++++ Data provided
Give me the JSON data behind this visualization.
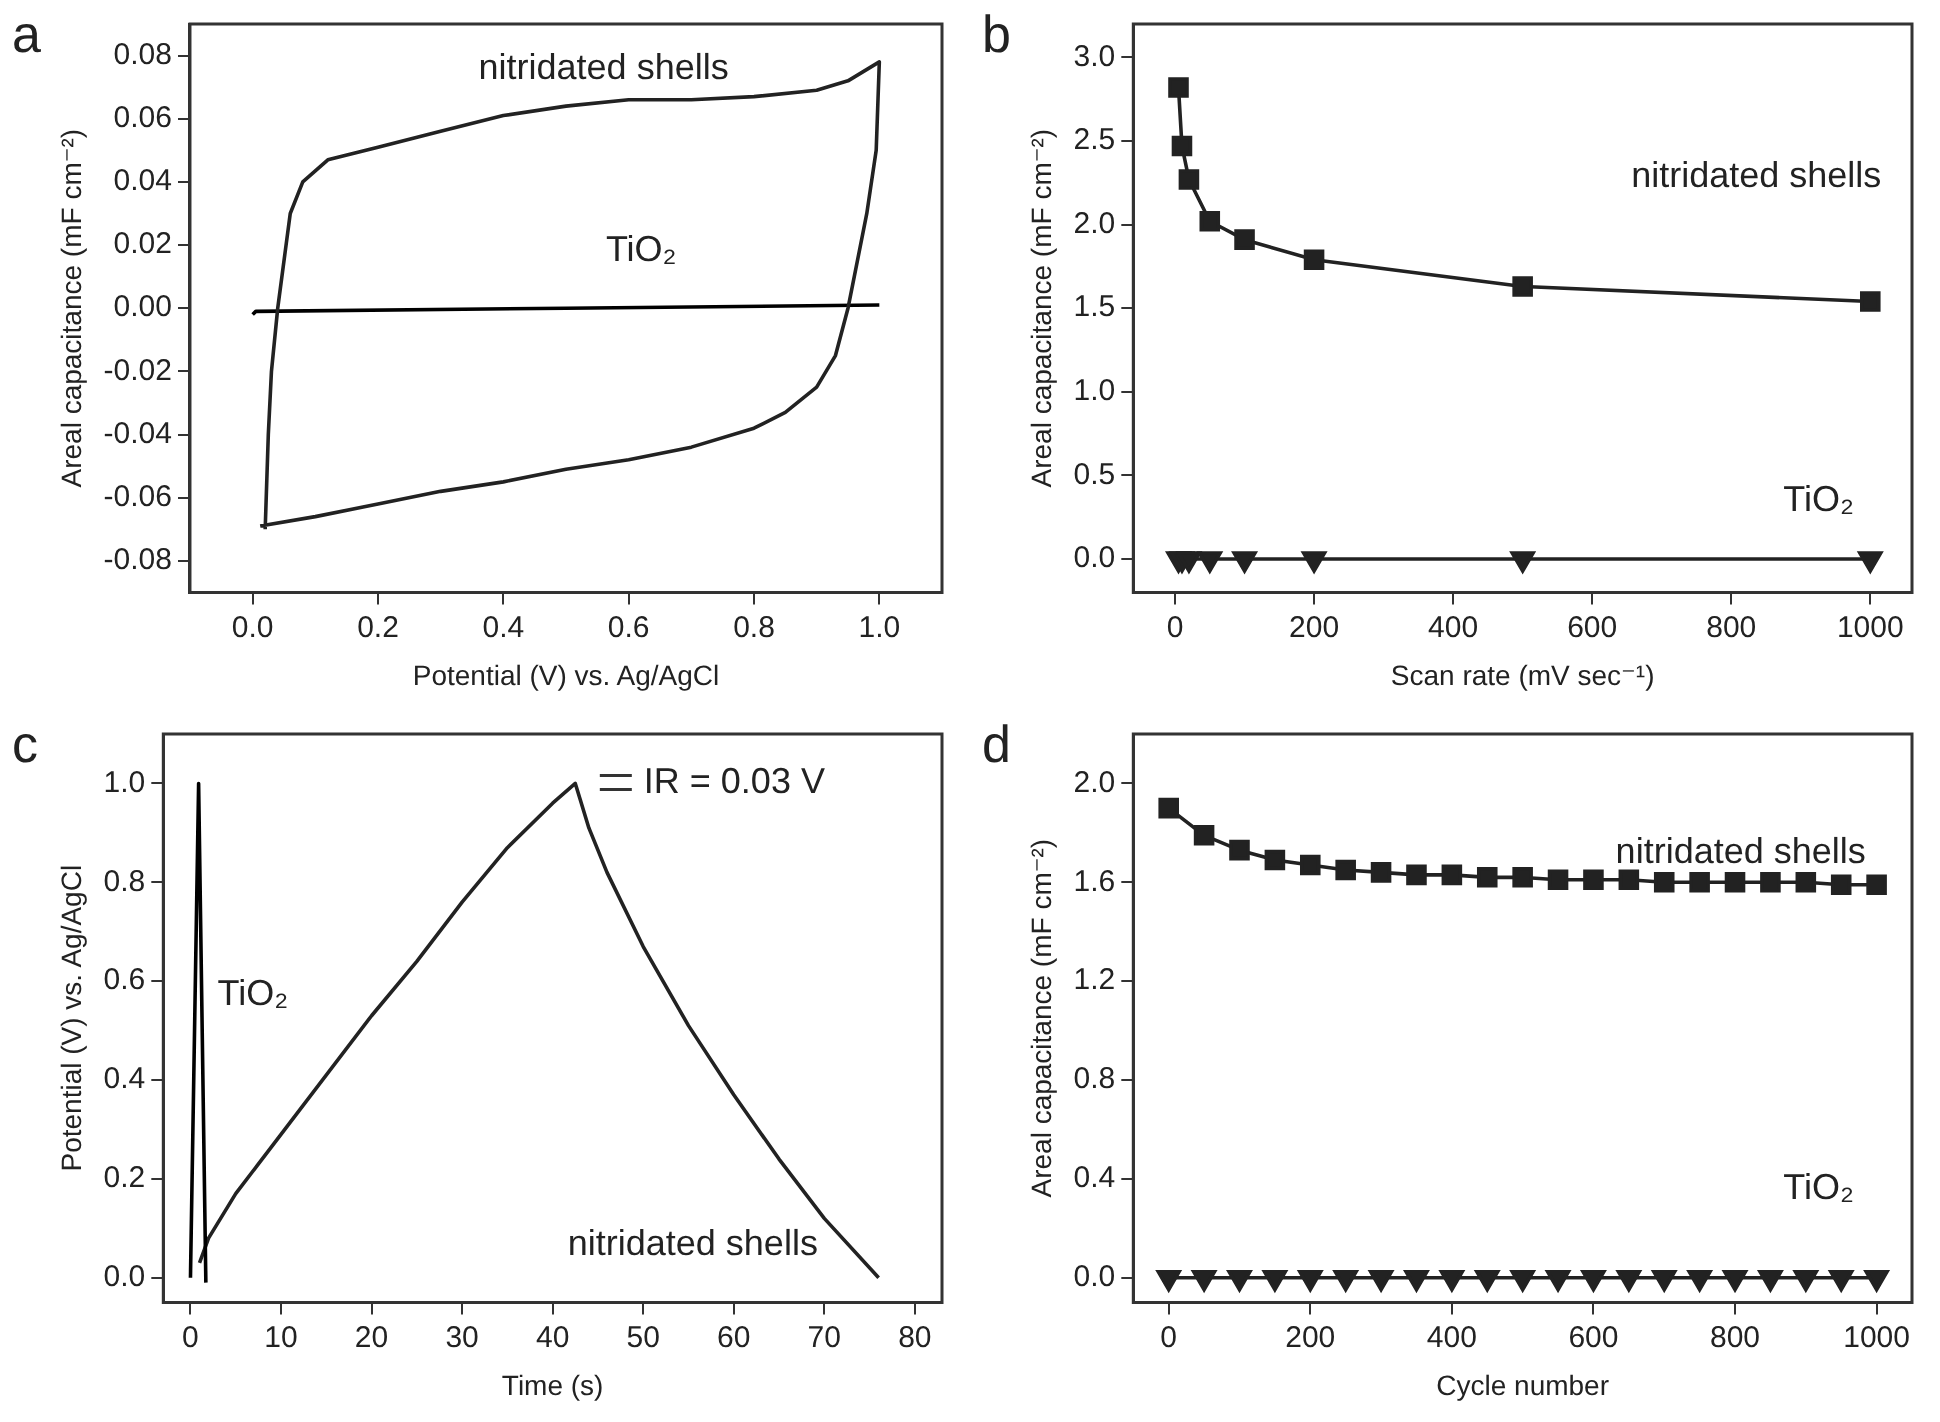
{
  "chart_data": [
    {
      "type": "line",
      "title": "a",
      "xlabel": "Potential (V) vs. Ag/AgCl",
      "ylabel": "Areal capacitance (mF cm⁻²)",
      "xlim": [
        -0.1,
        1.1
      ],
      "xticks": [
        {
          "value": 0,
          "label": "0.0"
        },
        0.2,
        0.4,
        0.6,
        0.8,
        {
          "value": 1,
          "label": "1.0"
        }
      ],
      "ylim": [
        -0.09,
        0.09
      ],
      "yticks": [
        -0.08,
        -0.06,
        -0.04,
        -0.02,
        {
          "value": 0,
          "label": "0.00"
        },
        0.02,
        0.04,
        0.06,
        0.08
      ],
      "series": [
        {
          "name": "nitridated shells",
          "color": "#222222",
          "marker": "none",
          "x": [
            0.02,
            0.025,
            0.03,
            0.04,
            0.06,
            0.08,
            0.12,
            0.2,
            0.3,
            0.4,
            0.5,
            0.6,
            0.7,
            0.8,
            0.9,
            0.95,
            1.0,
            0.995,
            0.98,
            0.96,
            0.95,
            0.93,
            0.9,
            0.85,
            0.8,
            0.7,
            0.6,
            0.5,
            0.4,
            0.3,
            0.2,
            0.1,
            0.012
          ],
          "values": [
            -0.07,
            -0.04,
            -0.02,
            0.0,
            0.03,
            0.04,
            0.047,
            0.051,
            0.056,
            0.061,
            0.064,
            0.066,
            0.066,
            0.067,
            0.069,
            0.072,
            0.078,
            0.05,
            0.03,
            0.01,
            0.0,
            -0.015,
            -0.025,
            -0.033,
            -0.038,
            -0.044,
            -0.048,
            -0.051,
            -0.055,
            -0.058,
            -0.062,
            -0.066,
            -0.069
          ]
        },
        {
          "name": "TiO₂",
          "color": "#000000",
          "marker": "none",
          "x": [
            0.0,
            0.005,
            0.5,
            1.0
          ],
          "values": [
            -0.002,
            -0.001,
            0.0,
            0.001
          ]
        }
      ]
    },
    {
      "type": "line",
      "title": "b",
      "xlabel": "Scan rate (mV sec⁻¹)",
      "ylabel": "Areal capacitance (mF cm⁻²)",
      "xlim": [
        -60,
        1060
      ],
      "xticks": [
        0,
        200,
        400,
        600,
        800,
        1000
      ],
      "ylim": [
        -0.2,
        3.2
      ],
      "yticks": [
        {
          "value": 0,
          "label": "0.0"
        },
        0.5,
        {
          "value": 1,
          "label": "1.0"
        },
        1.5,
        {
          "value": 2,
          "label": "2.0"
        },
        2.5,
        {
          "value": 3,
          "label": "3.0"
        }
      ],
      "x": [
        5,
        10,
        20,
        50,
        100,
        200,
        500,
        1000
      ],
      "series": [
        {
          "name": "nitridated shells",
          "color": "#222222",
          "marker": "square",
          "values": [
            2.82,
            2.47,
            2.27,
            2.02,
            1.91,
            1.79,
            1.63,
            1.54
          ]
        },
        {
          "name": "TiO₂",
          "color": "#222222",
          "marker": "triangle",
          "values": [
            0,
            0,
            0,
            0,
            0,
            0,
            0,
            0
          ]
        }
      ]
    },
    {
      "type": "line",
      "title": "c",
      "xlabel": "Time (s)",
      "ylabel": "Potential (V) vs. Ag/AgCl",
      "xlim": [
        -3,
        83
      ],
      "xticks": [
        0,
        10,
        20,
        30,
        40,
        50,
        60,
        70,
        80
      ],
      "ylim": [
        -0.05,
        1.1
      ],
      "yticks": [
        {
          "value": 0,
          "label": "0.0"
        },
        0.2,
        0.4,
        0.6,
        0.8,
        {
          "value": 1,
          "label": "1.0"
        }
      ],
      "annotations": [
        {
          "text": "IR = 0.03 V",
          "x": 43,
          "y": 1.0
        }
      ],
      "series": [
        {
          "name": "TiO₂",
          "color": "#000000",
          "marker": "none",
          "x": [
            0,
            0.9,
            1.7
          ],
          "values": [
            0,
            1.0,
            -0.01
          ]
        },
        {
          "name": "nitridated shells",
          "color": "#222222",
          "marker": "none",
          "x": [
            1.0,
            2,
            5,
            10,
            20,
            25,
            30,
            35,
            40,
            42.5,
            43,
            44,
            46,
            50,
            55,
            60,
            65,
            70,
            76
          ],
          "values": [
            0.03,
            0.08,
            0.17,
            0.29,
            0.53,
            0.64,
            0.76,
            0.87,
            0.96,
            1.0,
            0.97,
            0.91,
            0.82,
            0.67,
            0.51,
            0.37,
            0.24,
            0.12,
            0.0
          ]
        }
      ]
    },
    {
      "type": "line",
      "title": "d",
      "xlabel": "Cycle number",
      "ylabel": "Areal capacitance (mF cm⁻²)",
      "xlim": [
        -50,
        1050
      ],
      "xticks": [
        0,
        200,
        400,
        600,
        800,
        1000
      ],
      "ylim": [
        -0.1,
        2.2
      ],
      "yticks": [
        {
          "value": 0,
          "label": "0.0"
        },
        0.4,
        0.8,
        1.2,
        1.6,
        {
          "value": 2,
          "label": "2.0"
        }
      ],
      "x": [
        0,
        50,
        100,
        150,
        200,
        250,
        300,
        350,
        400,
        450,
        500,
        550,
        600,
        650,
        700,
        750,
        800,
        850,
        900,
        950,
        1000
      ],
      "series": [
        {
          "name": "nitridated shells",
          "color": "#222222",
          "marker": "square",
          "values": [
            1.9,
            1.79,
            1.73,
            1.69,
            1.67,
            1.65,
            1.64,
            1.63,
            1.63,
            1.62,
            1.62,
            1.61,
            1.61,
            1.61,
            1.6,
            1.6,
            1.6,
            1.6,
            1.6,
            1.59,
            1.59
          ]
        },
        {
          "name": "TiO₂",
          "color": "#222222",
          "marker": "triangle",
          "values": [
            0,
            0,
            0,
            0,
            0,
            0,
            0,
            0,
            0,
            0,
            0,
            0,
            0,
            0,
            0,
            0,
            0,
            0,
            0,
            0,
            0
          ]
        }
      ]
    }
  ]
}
++++++++
▸ **The task**: Extract the full listing above verbatim; pictures are to be left out of the copy.

▸ **Reply to the task**:
Give me the JSON data behind this visualization.
{
  "chart_data": [
    {
      "type": "line",
      "title": "a",
      "xlabel": "Potential (V) vs. Ag/AgCl",
      "ylabel": "Areal capacitance (mF cm⁻²)",
      "xlim": [
        -0.1,
        1.1
      ],
      "xticks": [
        {
          "value": 0,
          "label": "0.0"
        },
        0.2,
        0.4,
        0.6,
        0.8,
        {
          "value": 1,
          "label": "1.0"
        }
      ],
      "ylim": [
        -0.09,
        0.09
      ],
      "yticks": [
        -0.08,
        -0.06,
        -0.04,
        -0.02,
        {
          "value": 0,
          "label": "0.00"
        },
        0.02,
        0.04,
        0.06,
        0.08
      ],
      "series": [
        {
          "name": "nitridated shells",
          "color": "#222222",
          "marker": "none",
          "x": [
            0.02,
            0.025,
            0.03,
            0.04,
            0.06,
            0.08,
            0.12,
            0.2,
            0.3,
            0.4,
            0.5,
            0.6,
            0.7,
            0.8,
            0.9,
            0.95,
            1.0,
            0.995,
            0.98,
            0.96,
            0.95,
            0.93,
            0.9,
            0.85,
            0.8,
            0.7,
            0.6,
            0.5,
            0.4,
            0.3,
            0.2,
            0.1,
            0.012
          ],
          "values": [
            -0.07,
            -0.04,
            -0.02,
            0.0,
            0.03,
            0.04,
            0.047,
            0.051,
            0.056,
            0.061,
            0.064,
            0.066,
            0.066,
            0.067,
            0.069,
            0.072,
            0.078,
            0.05,
            0.03,
            0.01,
            0.0,
            -0.015,
            -0.025,
            -0.033,
            -0.038,
            -0.044,
            -0.048,
            -0.051,
            -0.055,
            -0.058,
            -0.062,
            -0.066,
            -0.069
          ]
        },
        {
          "name": "TiO₂",
          "color": "#000000",
          "marker": "none",
          "x": [
            0.0,
            0.005,
            0.5,
            1.0
          ],
          "values": [
            -0.002,
            -0.001,
            0.0,
            0.001
          ]
        }
      ]
    },
    {
      "type": "line",
      "title": "b",
      "xlabel": "Scan rate (mV sec⁻¹)",
      "ylabel": "Areal capacitance (mF cm⁻²)",
      "xlim": [
        -60,
        1060
      ],
      "xticks": [
        0,
        200,
        400,
        600,
        800,
        1000
      ],
      "ylim": [
        -0.2,
        3.2
      ],
      "yticks": [
        {
          "value": 0,
          "label": "0.0"
        },
        0.5,
        {
          "value": 1,
          "label": "1.0"
        },
        1.5,
        {
          "value": 2,
          "label": "2.0"
        },
        2.5,
        {
          "value": 3,
          "label": "3.0"
        }
      ],
      "x": [
        5,
        10,
        20,
        50,
        100,
        200,
        500,
        1000
      ],
      "series": [
        {
          "name": "nitridated shells",
          "color": "#222222",
          "marker": "square",
          "values": [
            2.82,
            2.47,
            2.27,
            2.02,
            1.91,
            1.79,
            1.63,
            1.54
          ]
        },
        {
          "name": "TiO₂",
          "color": "#222222",
          "marker": "triangle",
          "values": [
            0,
            0,
            0,
            0,
            0,
            0,
            0,
            0
          ]
        }
      ]
    },
    {
      "type": "line",
      "title": "c",
      "xlabel": "Time (s)",
      "ylabel": "Potential (V) vs. Ag/AgCl",
      "xlim": [
        -3,
        83
      ],
      "xticks": [
        0,
        10,
        20,
        30,
        40,
        50,
        60,
        70,
        80
      ],
      "ylim": [
        -0.05,
        1.1
      ],
      "yticks": [
        {
          "value": 0,
          "label": "0.0"
        },
        0.2,
        0.4,
        0.6,
        0.8,
        {
          "value": 1,
          "label": "1.0"
        }
      ],
      "annotations": [
        {
          "text": "IR = 0.03 V",
          "x": 43,
          "y": 1.0
        }
      ],
      "series": [
        {
          "name": "TiO₂",
          "color": "#000000",
          "marker": "none",
          "x": [
            0,
            0.9,
            1.7
          ],
          "values": [
            0,
            1.0,
            -0.01
          ]
        },
        {
          "name": "nitridated shells",
          "color": "#222222",
          "marker": "none",
          "x": [
            1.0,
            2,
            5,
            10,
            20,
            25,
            30,
            35,
            40,
            42.5,
            43,
            44,
            46,
            50,
            55,
            60,
            65,
            70,
            76
          ],
          "values": [
            0.03,
            0.08,
            0.17,
            0.29,
            0.53,
            0.64,
            0.76,
            0.87,
            0.96,
            1.0,
            0.97,
            0.91,
            0.82,
            0.67,
            0.51,
            0.37,
            0.24,
            0.12,
            0.0
          ]
        }
      ]
    },
    {
      "type": "line",
      "title": "d",
      "xlabel": "Cycle number",
      "ylabel": "Areal capacitance (mF cm⁻²)",
      "xlim": [
        -50,
        1050
      ],
      "xticks": [
        0,
        200,
        400,
        600,
        800,
        1000
      ],
      "ylim": [
        -0.1,
        2.2
      ],
      "yticks": [
        {
          "value": 0,
          "label": "0.0"
        },
        0.4,
        0.8,
        1.2,
        1.6,
        {
          "value": 2,
          "label": "2.0"
        }
      ],
      "x": [
        0,
        50,
        100,
        150,
        200,
        250,
        300,
        350,
        400,
        450,
        500,
        550,
        600,
        650,
        700,
        750,
        800,
        850,
        900,
        950,
        1000
      ],
      "series": [
        {
          "name": "nitridated shells",
          "color": "#222222",
          "marker": "square",
          "values": [
            1.9,
            1.79,
            1.73,
            1.69,
            1.67,
            1.65,
            1.64,
            1.63,
            1.63,
            1.62,
            1.62,
            1.61,
            1.61,
            1.61,
            1.6,
            1.6,
            1.6,
            1.6,
            1.6,
            1.59,
            1.59
          ]
        },
        {
          "name": "TiO₂",
          "color": "#222222",
          "marker": "triangle",
          "values": [
            0,
            0,
            0,
            0,
            0,
            0,
            0,
            0,
            0,
            0,
            0,
            0,
            0,
            0,
            0,
            0,
            0,
            0,
            0,
            0,
            0
          ]
        }
      ]
    }
  ]
}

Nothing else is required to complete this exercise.